# [Task description]
From the listing below, pick out each line with the word "speed".

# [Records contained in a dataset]

■ ■ ■ ■ ■ ■ ■

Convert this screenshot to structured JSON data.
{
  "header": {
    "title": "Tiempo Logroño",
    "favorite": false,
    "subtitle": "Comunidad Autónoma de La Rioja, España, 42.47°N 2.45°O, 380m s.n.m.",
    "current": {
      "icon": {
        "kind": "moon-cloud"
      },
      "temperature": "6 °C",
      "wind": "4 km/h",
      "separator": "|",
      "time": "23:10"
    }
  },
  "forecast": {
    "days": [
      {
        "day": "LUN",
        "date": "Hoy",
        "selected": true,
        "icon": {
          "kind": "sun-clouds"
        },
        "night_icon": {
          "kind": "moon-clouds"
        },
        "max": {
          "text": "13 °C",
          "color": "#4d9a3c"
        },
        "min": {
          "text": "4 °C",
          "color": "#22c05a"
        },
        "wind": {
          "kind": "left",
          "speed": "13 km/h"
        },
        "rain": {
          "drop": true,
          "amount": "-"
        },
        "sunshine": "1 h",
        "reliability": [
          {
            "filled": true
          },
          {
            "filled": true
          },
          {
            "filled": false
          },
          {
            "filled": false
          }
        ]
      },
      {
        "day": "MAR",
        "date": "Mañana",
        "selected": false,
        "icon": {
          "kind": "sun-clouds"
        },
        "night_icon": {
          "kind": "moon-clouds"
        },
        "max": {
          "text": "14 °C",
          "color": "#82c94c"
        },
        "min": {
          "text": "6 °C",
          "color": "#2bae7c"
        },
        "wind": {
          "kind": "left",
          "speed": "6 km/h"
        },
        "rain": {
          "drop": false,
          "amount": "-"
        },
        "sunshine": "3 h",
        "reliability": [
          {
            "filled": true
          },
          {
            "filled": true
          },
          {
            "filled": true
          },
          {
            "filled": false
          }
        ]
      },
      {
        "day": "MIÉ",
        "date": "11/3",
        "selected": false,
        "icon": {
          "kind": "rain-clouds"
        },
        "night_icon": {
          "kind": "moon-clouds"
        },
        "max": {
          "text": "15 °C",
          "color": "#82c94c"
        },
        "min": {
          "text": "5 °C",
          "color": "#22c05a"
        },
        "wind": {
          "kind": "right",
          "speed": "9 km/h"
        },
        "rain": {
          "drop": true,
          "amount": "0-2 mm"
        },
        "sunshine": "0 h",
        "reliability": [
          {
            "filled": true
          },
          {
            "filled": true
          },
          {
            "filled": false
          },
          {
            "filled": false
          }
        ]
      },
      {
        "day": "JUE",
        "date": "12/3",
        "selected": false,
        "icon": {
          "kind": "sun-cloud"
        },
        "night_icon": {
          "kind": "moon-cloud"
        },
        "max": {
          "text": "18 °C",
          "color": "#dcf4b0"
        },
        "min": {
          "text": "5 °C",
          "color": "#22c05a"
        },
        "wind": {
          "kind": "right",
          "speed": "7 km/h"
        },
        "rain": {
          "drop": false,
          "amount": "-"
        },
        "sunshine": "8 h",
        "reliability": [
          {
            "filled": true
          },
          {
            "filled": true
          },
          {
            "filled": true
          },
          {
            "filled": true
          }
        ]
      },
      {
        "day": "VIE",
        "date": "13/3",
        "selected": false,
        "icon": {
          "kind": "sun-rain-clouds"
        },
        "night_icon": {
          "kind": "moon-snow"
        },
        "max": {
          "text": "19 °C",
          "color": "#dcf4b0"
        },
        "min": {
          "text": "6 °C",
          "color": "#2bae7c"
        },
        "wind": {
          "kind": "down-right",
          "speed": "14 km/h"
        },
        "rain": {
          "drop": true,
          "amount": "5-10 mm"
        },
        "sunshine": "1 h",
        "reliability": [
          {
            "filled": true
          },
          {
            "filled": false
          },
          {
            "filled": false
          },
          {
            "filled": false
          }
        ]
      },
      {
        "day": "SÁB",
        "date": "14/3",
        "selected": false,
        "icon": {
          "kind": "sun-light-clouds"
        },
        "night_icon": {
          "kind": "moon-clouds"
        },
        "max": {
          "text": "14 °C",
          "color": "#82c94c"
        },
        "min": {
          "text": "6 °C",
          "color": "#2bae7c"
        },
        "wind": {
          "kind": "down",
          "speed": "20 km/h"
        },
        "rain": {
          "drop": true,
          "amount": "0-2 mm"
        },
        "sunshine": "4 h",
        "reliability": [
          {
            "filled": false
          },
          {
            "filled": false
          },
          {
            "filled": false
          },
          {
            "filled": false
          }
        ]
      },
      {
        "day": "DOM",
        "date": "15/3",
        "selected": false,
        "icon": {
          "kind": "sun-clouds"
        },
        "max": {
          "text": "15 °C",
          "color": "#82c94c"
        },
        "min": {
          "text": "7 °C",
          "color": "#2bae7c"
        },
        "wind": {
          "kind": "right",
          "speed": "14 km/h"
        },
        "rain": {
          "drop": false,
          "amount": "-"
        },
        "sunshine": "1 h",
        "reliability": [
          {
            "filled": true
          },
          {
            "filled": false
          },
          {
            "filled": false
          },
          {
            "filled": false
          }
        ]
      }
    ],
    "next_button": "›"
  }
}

■ ■ ■ ■ ■ ■ ■

# [Answer to this task]
          "speed": "13 km/h"
          "speed": "6 km/h"
          "speed": "9 km/h"
          "speed": "7 km/h"
          "speed": "14 km/h"
          "speed": "20 km/h"
          "speed": "14 km/h"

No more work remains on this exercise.